[КОРОТКОЕ ЗАДАНИЕ 1] Перескажите текст о краже ковров в двух предложениях.
[КОРОТКОЕ ЗАДАНИЕ 2] Почему, согласно тексту о краже ковров, оперативная группа сосредоточила свои усилия на станции Аламедин? Ответьте одним предложением.
[КОРОТКОЕ ЗАДАНИЕ 3] Напишите продолжение текста о краже ковров, начиная сразу после его последнего предложения.

[ФРАГМЕНТ ТЕКСТА]
Лабораторная проверка вещественных доказательств преступления показала, что вагон был вскрыт не далее как два три дня назад. За это время он проследовал от Чимкента до Аламедина через узловые станции Чимкент, Джамбул, Луговая и Пишпек, стоящие на стыке трех отделений дороги и двух республик.
Наконец тщательный анализ времени следования вагона с коврами по всему огромному участку позволил сделать вывод, что кража совершена на станции Аламедин. Здесь и сосредоточила свои усилия оперативная группа.
…Приемосдатчик станции Аламедин К. Тойчубеков закончил смену в семнадцать часов, но домой не поехал. Еще раз обдумал возможные варианты кражи ковров из вагона, который прибыл в его смену и стоял в тупике. Разгружать его вечером или ночью никто не будет. План «операции» созрел быстро. В помощники он позвал некоего М. Ормонова, который уже давно нигде не работал, и кондуктора станции Аламедин М. Ниезова. Решили так же привлечь в сообщники дружка Ниезова — таксиста Н. Кузьмина. Последний без колебаний согласился. Вы¬брав удобный момент, когда маневровый тепловоз встал на за¬правку, преступники вскрыли вагон.
Потребовалось несколько рейсов такси, чтобы ковры были перевезены к Кузьмину, живущему в собственном доме.
…Четыре месяца продолжалось следствие. В объемистом томе была воспроизведена картина морального падения самих преступников и десятков других людей, которые, заведомо предполагая, что ковры краденые, покупали их, становясь соучастниками преступления.
Народный суд Свердловского района города Фрунзе рассмотрел дело о краже ковров. Преступников приговорили к длительным срокам лишения свободы. Понесли наказание и покупатели краденых ковров.

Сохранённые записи

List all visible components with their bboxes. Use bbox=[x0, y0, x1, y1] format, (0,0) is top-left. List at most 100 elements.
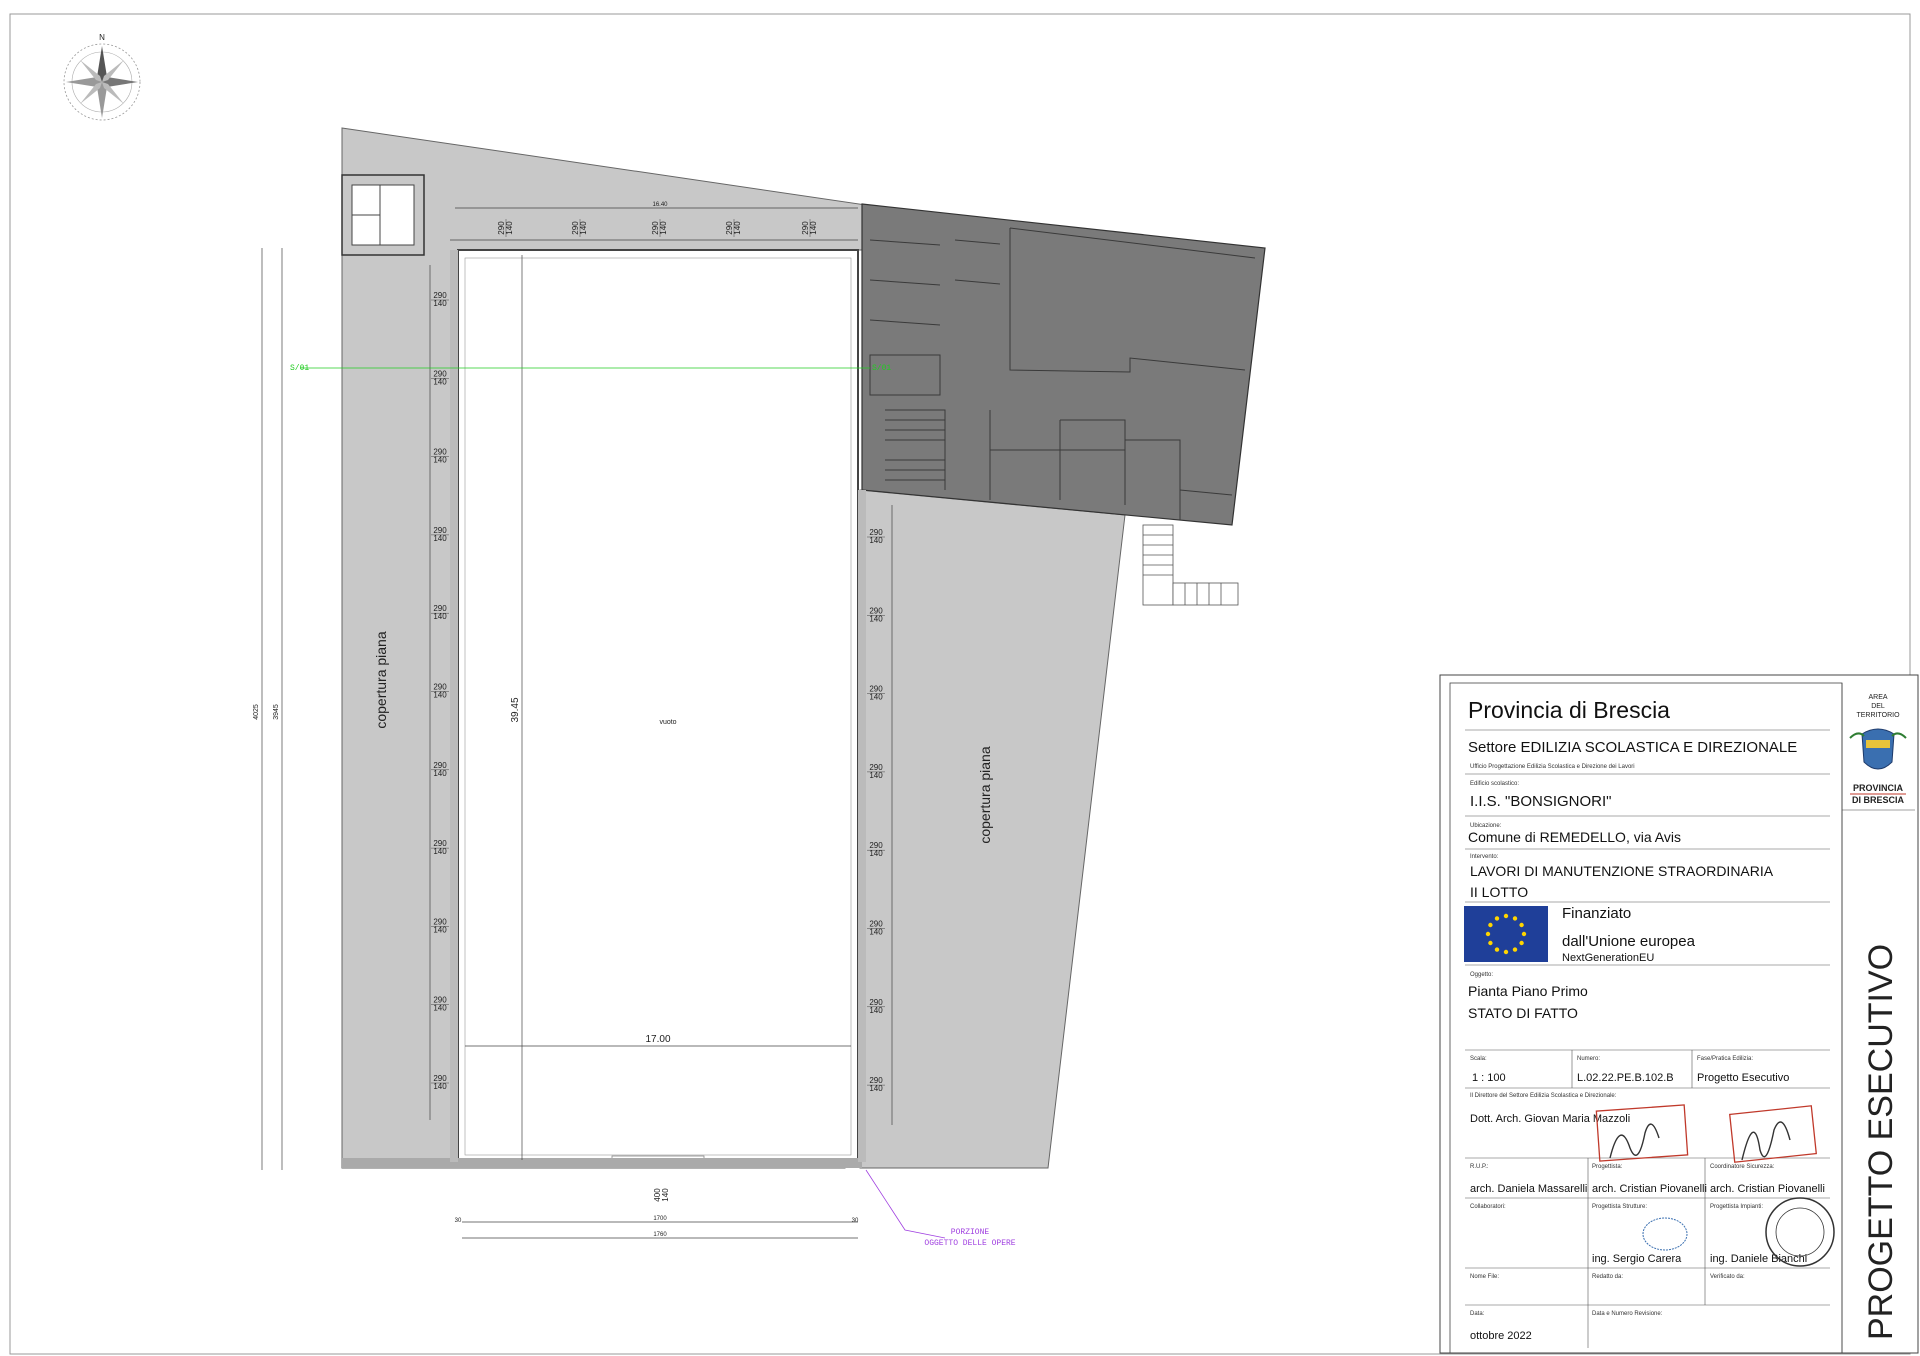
tb-designer-label: Progettista: bbox=[1592, 1164, 1623, 1170]
tb-date: ottobre 2022 bbox=[1470, 1330, 1532, 1342]
tb-eu-2: dall'Unione europea bbox=[1562, 933, 1696, 950]
window-mark-top-4: 290 140 bbox=[801, 219, 818, 237]
window-bottom-value: 140 bbox=[433, 925, 447, 934]
eu-star-icon bbox=[1488, 922, 1493, 928]
window-mark-left-2: 290140 bbox=[431, 448, 449, 465]
tb-intervention-2: II LOTTO bbox=[1470, 884, 1528, 900]
window-mark-top-3: 290 140 bbox=[725, 219, 742, 237]
window-mark-left-9: 290140 bbox=[431, 996, 449, 1013]
logo-prov-1: PROVINCIA bbox=[1853, 783, 1904, 793]
window-mark-right-1: 290140 bbox=[867, 606, 885, 623]
window-bottom-value: 140 bbox=[433, 1004, 447, 1013]
window-bottom-value: 140 bbox=[433, 1082, 447, 1091]
tb-revision-label: Data e Numero Revisione: bbox=[1592, 1311, 1663, 1317]
eu-star-icon bbox=[1503, 949, 1509, 955]
tb-director: Dott. Arch. Giovan Maria Mazzoli bbox=[1470, 1113, 1630, 1125]
window-mark-top-2: 290 140 bbox=[651, 219, 668, 237]
roof-right-label: copertura piana bbox=[977, 746, 993, 844]
window-mark-left-3: 290140 bbox=[431, 526, 449, 543]
window-bottom-value: 140 bbox=[869, 693, 883, 702]
window-mark-left-0: 290140 bbox=[431, 291, 449, 308]
window-bottom-value: 140 bbox=[433, 377, 447, 386]
eu-star-icon bbox=[1519, 922, 1524, 928]
logo-area-2: DEL bbox=[1871, 703, 1885, 710]
eu-star-icon bbox=[1503, 913, 1509, 919]
window-mark-left-5: 290140 bbox=[431, 683, 449, 700]
window-bottom-value: 140 bbox=[869, 1084, 883, 1093]
eu-star-icon bbox=[1521, 931, 1527, 937]
window-bottom-value: 140 bbox=[869, 614, 883, 623]
dim-bottom-2: 1760 bbox=[653, 1232, 667, 1238]
tb-eu-3: NextGenerationEU bbox=[1562, 952, 1654, 964]
tb-scale: 1 : 100 bbox=[1472, 1072, 1506, 1084]
window-mark-right-5: 290140 bbox=[867, 920, 885, 937]
tb-number-label: Numero: bbox=[1577, 1056, 1600, 1062]
dim-bottom-1: 1700 bbox=[653, 1216, 667, 1222]
window-mark-right-6: 290140 bbox=[867, 998, 885, 1015]
window-bottom-value: 140 bbox=[433, 612, 447, 621]
logo-area-3: TERRITORIO bbox=[1856, 712, 1900, 719]
window-bottom-value: 140 bbox=[659, 221, 668, 235]
window-bottom-value: 140 bbox=[433, 299, 447, 308]
tower-top-left bbox=[341, 174, 425, 256]
window-bottom-value: 140 bbox=[433, 769, 447, 778]
window-mark-left-7: 290140 bbox=[431, 839, 449, 856]
tb-eu-1: Finanziato bbox=[1562, 905, 1631, 922]
dim-width-label: 17.00 bbox=[645, 1034, 670, 1045]
window-mark-right-7: 290140 bbox=[867, 1076, 885, 1093]
dim-bottom-right: 30 bbox=[852, 1218, 859, 1224]
portion-label-2: OGGETTO DELLE OPERE bbox=[924, 1239, 1015, 1248]
window-mark-left-8: 290140 bbox=[431, 917, 449, 934]
logo-area-1: AREA bbox=[1868, 694, 1887, 701]
window-mark-left-4: 290140 bbox=[431, 604, 449, 621]
compass-rose-icon: N bbox=[63, 33, 141, 121]
tb-date-label: Data: bbox=[1470, 1311, 1485, 1317]
eu-star-icon bbox=[1512, 947, 1518, 952]
tb-province: Provincia di Brescia bbox=[1468, 697, 1670, 723]
tb-structural-label: Progettista Strutture: bbox=[1592, 1204, 1647, 1210]
tb-plant-label: Progettista Impianti: bbox=[1710, 1204, 1763, 1210]
window-bottom-value: 140 bbox=[869, 771, 883, 780]
wall-bottom bbox=[342, 1158, 862, 1168]
dim-inner-left: 3945 bbox=[273, 704, 280, 720]
window-mark-left-6: 290140 bbox=[431, 761, 449, 778]
compass-north-label: N bbox=[99, 33, 105, 42]
portion-label-1: PORZIONE bbox=[951, 1228, 990, 1237]
eu-star-icon bbox=[1512, 916, 1518, 921]
window-mark-right-3: 290140 bbox=[867, 763, 885, 780]
eu-star-icon bbox=[1494, 947, 1500, 952]
tb-object-label: Oggetto: bbox=[1470, 972, 1493, 978]
eu-star-icon bbox=[1488, 940, 1493, 946]
tb-coordinator: arch. Cristian Piovanelli bbox=[1710, 1183, 1825, 1195]
eu-star-icon bbox=[1519, 940, 1524, 946]
exterior-stair bbox=[1142, 524, 1239, 606]
roof-left-label: copertura piana bbox=[373, 631, 389, 729]
tb-building: I.I.S. "BONSIGNORI" bbox=[1470, 793, 1612, 810]
window-mark-right-2: 290140 bbox=[867, 685, 885, 702]
tb-sector: Settore EDILIZIA SCOLASTICA E DIREZIONAL… bbox=[1468, 739, 1797, 756]
tb-intervention-label: Intervento: bbox=[1470, 854, 1499, 860]
tb-location: Comune di REMEDELLO, via Avis bbox=[1468, 829, 1681, 845]
dim-door-sub: 140 bbox=[661, 1188, 670, 1202]
tb-scale-label: Scala: bbox=[1470, 1056, 1487, 1062]
window-mark-top-0: 290 140 bbox=[497, 219, 514, 237]
tb-intervention-1: LAVORI DI MANUTENZIONE STRAORDINARIA bbox=[1470, 863, 1774, 879]
portion-leader bbox=[865, 1169, 946, 1239]
window-mark-left-10: 290140 bbox=[431, 1074, 449, 1091]
tb-vertical-title: PROGETTO ESECUTIVO bbox=[1862, 944, 1900, 1340]
tb-structural: ing. Sergio Carera bbox=[1592, 1253, 1682, 1265]
dim-total-left: 4025 bbox=[253, 704, 260, 720]
tb-coordinator-label: Coordinatore Sicurezza: bbox=[1710, 1164, 1775, 1170]
window-mark-right-0: 290140 bbox=[867, 528, 885, 545]
wall-right-strip bbox=[858, 490, 866, 1162]
window-bottom-value: 140 bbox=[579, 221, 588, 235]
eu-star-icon bbox=[1494, 916, 1500, 921]
window-mark-right-4: 290140 bbox=[867, 841, 885, 858]
tb-object-1: Pianta Piano Primo bbox=[1468, 983, 1588, 999]
eu-flag-icon bbox=[1464, 906, 1548, 962]
window-mark-left-1: 290140 bbox=[431, 369, 449, 386]
tb-number: L.02.22.PE.B.102.B bbox=[1577, 1072, 1674, 1084]
window-bottom-value: 140 bbox=[809, 221, 818, 235]
window-bottom-value: 140 bbox=[733, 221, 742, 235]
tb-object-2: STATO DI FATTO bbox=[1468, 1005, 1578, 1021]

[ОТВЕТ К ЗАДАНИЮ 1] Анализ времени следования вагона показал, что ковры украли на станции Аламедин: приемосдатчик К. Тойчубеков вместе с М. Ормоновым, кондуктором М. Ниезовым и таксистом Н. Кузьминым вскрыл вагон, а ковры на такси перевезли к Кузьмину. После четырех месяцев следствия народный суд Свердловского района города Фрунзе приговорил преступников к длительным срокам лишения свободы, а наказание понесли и покупатели краденых ковров.

[ОТВЕТ К ЗАДАНИЮ 2] Тщательный анализ времени следования вагона с коврами по всему огромному участку позволил сделать вывод, что кража совершена именно на станции Аламедин.

[ОТВЕТ К ЗАДАНИЮ 3]
В ПАУТИНЕ СОБЛАЗНА
В предрассветные часы, когда непреодолимо тянет в сон и трудно удержаться от соблазна хотя бы на полчасика прикорнуть, начальник уголовного розыска отдела МВД на станции Пишпек Болот Ногойбаев осторожно пробирался между составами. Станция была забита грузовыми вагонами. Посвистывали маневровые локомотивы, диспетчер по громкоговорящей связи отдавал команды составителям.
Ночь завершалась, как обычно, но для Ногойбаева она была наполнена тревожным ожиданием. Вот уже три месяца неизвестные люди проламывали торцы прибывших на станцию вагонов и похищали привезенные в них товары.
Работники милиции сбились с ног, а воры действовали хоть и нагло, но осторожно и оставались безнаказанными. Правда, иногда удавалось обнаружить в пристанционных кустах украданное. Вчера, например, из одного вагона была похищена партия стабилизаторов напряжения к телевизорам. Груз был тяжелым. Скорее всего взломщики спрятали его в зарослях где-то поблизости. Поэтому Ногойбаев оставил на ночь в наряде старшего лейтенанта Анатолия Серебрякова и сержанта Анатолия Бунченко.
Сейчас он шел проверить этот пост и приободрить постовых. Переодевшись в потрепанную штатскую одежду, он стал почти неотличим от осмотрщика вагонов или составителя поездов.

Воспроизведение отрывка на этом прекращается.